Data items

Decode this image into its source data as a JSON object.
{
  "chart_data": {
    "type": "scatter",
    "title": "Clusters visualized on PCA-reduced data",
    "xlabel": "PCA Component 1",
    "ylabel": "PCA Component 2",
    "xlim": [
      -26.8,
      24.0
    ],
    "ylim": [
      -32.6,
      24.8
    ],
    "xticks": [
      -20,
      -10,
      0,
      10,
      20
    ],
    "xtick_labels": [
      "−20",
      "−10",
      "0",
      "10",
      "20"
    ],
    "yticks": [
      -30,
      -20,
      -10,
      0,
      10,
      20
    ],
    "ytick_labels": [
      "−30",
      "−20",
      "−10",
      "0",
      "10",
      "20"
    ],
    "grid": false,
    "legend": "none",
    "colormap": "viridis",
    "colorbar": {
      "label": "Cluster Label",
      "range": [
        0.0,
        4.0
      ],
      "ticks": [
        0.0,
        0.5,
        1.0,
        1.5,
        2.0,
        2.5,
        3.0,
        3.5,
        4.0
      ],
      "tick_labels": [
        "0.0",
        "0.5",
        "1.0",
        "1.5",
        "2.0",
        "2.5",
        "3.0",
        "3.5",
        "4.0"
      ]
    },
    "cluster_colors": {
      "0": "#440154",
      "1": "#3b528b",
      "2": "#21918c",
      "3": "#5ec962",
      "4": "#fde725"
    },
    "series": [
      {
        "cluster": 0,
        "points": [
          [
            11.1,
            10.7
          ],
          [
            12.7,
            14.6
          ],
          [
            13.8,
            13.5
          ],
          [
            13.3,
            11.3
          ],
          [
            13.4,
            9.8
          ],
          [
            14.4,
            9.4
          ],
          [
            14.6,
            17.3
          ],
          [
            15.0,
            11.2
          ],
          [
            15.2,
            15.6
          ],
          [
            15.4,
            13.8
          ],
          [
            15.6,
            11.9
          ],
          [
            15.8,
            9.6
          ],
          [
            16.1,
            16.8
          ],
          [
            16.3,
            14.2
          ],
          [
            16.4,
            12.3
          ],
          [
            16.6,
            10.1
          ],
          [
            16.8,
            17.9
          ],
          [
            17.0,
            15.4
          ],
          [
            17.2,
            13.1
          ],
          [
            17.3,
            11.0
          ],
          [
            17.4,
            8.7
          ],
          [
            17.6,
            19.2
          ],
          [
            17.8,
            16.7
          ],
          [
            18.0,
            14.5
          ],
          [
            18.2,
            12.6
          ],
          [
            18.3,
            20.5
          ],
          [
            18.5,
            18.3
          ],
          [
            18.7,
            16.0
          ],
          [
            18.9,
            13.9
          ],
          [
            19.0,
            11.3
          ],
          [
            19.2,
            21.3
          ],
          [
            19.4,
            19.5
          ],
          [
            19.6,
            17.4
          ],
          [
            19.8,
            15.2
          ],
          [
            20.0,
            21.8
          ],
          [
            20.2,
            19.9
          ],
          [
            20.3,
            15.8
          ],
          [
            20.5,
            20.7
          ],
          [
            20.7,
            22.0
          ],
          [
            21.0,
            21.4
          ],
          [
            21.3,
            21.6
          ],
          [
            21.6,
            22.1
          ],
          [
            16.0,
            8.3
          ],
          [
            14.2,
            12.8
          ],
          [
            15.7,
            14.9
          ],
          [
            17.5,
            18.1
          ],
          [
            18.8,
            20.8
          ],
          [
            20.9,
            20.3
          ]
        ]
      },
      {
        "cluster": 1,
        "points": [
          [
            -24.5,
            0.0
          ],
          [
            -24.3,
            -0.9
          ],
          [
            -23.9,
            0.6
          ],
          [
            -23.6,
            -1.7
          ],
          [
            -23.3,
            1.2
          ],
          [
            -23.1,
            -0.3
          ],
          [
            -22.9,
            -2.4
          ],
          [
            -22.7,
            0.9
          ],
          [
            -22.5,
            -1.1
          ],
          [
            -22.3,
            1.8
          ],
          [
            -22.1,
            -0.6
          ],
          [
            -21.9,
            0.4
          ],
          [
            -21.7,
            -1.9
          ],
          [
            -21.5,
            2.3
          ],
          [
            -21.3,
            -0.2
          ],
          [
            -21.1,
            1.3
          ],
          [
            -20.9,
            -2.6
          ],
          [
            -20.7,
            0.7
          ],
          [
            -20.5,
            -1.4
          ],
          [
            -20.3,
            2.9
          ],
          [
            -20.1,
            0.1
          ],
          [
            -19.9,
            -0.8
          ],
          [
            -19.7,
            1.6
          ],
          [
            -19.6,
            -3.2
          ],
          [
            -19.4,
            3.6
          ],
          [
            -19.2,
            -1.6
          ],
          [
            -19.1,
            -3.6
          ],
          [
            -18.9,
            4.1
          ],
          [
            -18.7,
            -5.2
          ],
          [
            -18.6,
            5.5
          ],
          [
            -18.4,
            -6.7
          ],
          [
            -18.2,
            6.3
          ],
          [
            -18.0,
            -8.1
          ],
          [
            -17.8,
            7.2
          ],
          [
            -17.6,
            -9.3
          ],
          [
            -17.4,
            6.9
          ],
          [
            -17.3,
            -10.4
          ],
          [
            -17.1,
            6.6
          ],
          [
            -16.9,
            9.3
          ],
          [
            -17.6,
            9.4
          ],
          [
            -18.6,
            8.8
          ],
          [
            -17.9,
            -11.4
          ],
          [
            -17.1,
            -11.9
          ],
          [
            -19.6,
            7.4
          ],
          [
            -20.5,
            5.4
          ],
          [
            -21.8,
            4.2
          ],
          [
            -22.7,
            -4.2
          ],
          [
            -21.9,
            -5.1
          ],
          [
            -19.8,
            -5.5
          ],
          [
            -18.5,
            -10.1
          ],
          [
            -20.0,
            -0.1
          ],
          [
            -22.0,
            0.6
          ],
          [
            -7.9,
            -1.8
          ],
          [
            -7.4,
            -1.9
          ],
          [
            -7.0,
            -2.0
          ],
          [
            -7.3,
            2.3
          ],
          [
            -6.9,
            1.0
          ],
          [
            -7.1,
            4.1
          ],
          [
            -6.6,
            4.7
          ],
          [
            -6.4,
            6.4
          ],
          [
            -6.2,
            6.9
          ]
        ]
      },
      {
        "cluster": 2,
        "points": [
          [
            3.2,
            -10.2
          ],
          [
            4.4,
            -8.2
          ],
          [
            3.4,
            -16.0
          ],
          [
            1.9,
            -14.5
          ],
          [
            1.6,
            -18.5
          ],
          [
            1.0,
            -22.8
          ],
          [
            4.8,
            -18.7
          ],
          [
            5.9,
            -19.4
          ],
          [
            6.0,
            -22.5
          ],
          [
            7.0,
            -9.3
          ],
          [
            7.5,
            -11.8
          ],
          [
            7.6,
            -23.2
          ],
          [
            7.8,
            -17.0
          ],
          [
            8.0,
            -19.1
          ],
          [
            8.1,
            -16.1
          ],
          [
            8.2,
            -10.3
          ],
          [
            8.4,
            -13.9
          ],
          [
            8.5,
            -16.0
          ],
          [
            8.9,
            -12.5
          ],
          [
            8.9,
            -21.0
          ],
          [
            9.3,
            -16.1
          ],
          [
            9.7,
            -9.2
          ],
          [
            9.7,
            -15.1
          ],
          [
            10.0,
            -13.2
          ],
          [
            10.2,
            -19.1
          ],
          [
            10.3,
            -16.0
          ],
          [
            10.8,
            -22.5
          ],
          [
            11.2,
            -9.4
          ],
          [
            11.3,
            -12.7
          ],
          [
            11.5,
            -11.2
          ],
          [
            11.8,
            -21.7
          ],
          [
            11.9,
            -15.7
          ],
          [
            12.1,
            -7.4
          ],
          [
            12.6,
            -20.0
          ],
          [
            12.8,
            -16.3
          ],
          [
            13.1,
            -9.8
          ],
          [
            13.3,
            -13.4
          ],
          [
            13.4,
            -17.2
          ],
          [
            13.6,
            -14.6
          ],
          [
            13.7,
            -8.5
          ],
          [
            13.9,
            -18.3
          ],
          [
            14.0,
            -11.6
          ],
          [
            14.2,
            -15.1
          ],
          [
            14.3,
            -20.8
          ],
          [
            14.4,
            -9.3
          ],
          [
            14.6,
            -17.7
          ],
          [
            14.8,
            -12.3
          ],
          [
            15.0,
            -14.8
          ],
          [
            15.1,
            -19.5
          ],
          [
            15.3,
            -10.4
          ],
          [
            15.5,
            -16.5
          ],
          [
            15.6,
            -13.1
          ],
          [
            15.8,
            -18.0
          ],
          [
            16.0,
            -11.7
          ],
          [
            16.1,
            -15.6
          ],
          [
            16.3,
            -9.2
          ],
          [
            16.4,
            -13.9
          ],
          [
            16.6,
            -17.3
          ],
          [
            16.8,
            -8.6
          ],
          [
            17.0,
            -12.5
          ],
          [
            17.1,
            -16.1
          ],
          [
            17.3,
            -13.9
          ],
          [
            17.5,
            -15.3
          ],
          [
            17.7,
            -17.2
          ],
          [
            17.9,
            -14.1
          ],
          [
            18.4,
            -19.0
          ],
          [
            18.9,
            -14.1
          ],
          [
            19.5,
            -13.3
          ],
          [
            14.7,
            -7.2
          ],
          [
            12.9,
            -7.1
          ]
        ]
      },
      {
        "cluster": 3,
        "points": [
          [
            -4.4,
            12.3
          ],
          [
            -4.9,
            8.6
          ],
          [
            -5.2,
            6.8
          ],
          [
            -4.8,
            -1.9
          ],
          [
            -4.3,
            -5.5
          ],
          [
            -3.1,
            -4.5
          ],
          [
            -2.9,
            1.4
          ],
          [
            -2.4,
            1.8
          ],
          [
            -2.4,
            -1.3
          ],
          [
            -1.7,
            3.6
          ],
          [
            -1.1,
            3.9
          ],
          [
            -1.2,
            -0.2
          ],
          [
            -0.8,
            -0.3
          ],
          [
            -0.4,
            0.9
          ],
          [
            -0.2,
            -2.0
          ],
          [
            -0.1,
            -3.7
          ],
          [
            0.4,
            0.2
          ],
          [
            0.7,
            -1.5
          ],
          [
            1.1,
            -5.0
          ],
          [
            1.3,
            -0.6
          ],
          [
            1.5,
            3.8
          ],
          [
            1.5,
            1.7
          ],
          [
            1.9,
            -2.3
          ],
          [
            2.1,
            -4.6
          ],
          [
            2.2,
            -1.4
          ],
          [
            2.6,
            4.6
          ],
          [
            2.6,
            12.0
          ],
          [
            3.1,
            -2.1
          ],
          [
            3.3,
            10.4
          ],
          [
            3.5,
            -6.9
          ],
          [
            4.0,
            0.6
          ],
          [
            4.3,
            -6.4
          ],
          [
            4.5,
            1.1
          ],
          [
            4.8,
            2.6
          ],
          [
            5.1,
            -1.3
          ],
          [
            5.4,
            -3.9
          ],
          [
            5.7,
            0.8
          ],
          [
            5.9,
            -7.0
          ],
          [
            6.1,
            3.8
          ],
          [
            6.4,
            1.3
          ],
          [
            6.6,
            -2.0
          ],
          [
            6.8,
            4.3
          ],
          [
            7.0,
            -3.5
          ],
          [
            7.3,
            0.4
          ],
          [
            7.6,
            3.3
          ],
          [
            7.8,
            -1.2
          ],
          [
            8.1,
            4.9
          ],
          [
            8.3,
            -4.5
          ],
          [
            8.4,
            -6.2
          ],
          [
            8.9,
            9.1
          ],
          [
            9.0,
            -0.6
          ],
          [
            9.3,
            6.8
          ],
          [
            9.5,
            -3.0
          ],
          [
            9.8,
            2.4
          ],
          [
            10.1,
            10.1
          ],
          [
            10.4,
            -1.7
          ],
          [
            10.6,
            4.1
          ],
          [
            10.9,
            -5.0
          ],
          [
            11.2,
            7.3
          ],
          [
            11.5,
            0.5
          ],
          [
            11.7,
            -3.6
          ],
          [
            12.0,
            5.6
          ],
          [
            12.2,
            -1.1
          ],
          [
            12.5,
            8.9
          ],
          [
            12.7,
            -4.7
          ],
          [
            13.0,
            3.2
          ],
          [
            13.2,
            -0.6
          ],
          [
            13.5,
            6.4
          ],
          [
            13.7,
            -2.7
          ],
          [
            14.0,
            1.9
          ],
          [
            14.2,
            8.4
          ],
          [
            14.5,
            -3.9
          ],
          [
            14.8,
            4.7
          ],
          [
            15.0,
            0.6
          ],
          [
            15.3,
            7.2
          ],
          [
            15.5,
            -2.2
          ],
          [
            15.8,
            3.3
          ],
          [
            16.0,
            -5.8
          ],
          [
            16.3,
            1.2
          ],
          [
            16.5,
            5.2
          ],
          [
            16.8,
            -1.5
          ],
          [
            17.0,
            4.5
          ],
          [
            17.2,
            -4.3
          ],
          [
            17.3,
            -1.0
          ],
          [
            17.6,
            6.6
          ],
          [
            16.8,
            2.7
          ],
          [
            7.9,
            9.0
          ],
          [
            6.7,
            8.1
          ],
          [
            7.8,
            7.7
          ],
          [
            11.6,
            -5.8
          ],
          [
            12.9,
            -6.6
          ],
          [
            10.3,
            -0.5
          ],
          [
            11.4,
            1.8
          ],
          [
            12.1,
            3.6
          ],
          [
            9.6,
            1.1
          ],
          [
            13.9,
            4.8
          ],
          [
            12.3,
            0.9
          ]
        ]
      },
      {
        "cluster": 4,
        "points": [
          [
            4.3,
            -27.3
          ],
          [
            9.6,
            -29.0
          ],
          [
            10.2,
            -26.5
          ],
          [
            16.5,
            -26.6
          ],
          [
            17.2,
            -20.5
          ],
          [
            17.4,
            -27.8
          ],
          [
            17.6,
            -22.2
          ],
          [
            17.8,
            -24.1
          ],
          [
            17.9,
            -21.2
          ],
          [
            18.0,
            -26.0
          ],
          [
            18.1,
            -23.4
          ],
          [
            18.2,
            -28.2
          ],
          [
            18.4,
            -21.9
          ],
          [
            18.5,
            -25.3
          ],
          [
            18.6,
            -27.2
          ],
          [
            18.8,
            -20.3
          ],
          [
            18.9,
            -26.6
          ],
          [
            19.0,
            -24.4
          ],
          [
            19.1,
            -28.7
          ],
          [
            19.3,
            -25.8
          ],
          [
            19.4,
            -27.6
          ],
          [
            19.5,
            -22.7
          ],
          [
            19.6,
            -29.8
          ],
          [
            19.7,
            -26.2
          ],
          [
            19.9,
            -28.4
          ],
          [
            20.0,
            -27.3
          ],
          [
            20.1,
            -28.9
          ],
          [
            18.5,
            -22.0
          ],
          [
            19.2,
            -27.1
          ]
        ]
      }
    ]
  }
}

==

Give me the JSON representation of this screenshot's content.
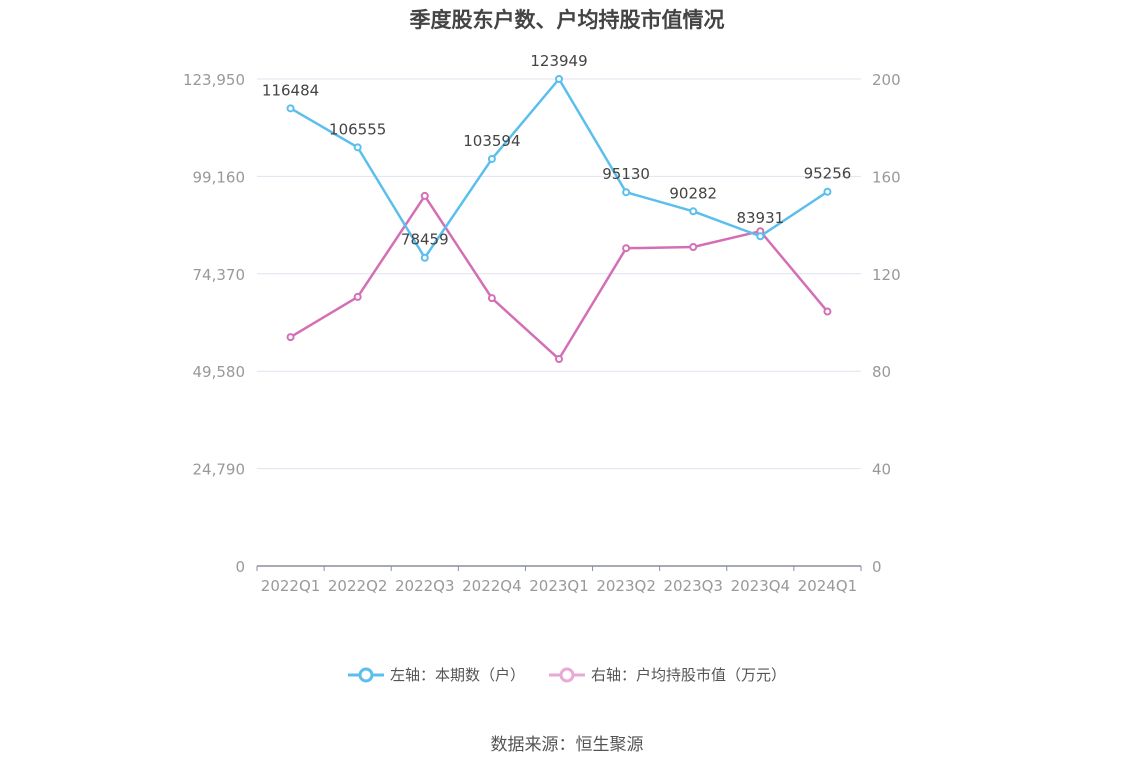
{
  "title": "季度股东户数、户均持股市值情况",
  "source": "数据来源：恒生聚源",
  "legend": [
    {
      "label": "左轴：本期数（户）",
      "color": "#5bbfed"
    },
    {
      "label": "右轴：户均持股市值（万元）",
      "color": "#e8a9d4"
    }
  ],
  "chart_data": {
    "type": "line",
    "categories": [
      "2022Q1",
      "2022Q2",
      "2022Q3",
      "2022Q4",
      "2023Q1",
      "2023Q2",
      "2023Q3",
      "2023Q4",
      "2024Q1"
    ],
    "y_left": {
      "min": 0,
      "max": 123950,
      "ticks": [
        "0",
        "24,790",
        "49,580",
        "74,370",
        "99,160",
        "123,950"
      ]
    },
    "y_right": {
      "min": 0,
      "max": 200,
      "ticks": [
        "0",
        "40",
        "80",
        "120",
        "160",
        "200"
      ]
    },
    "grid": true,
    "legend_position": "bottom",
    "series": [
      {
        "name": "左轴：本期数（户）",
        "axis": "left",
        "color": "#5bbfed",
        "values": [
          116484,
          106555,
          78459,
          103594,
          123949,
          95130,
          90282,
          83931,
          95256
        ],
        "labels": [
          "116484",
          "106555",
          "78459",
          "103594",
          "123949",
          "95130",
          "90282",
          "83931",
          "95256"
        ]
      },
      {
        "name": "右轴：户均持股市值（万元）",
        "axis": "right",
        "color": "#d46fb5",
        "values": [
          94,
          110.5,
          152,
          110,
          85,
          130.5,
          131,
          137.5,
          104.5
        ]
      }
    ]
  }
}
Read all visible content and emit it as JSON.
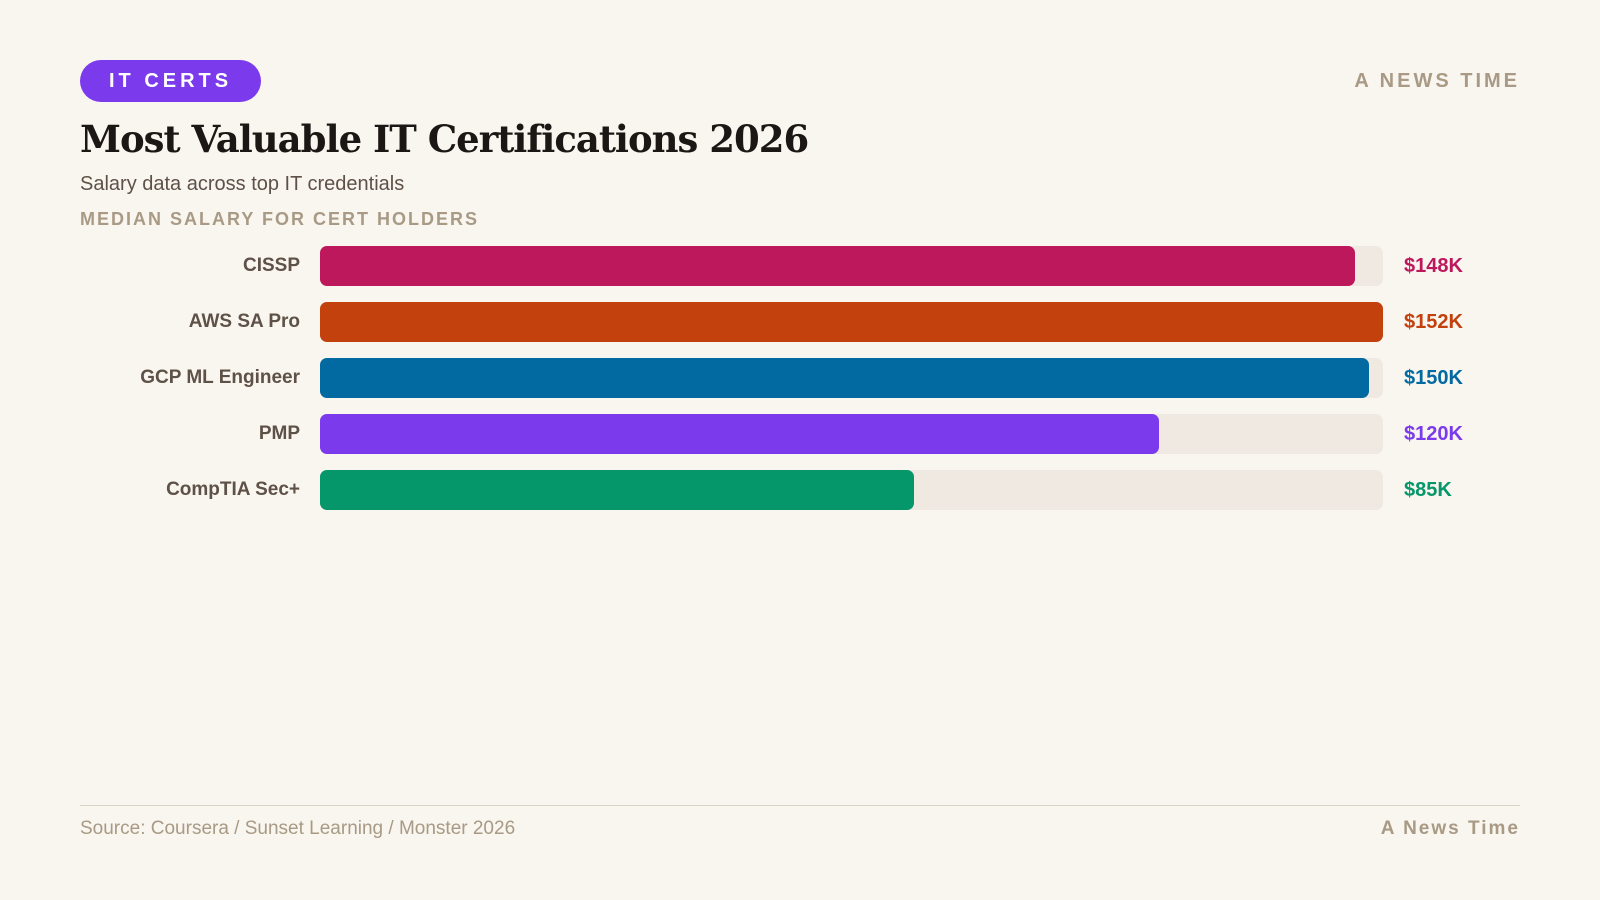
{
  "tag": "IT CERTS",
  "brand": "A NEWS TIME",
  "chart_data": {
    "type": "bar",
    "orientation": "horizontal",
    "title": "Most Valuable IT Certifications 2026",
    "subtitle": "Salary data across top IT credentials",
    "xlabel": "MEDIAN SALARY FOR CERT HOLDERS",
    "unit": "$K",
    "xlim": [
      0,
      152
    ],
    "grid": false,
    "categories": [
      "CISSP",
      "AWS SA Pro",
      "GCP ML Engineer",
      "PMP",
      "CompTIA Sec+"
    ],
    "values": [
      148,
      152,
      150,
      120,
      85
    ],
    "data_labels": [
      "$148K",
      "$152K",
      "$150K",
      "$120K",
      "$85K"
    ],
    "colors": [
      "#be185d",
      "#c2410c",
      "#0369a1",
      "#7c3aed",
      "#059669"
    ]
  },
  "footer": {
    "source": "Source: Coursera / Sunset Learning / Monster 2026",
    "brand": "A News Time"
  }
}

What needs to be done
Identify each line in the records above that contains the word "source", and copy it out in full.

Answer in full
Decode this image into its source data as a JSON object.
  "source": "数据来源：恒生聚源",
    "source": "Source: Coursera / Sunset Learning / Monster 2026",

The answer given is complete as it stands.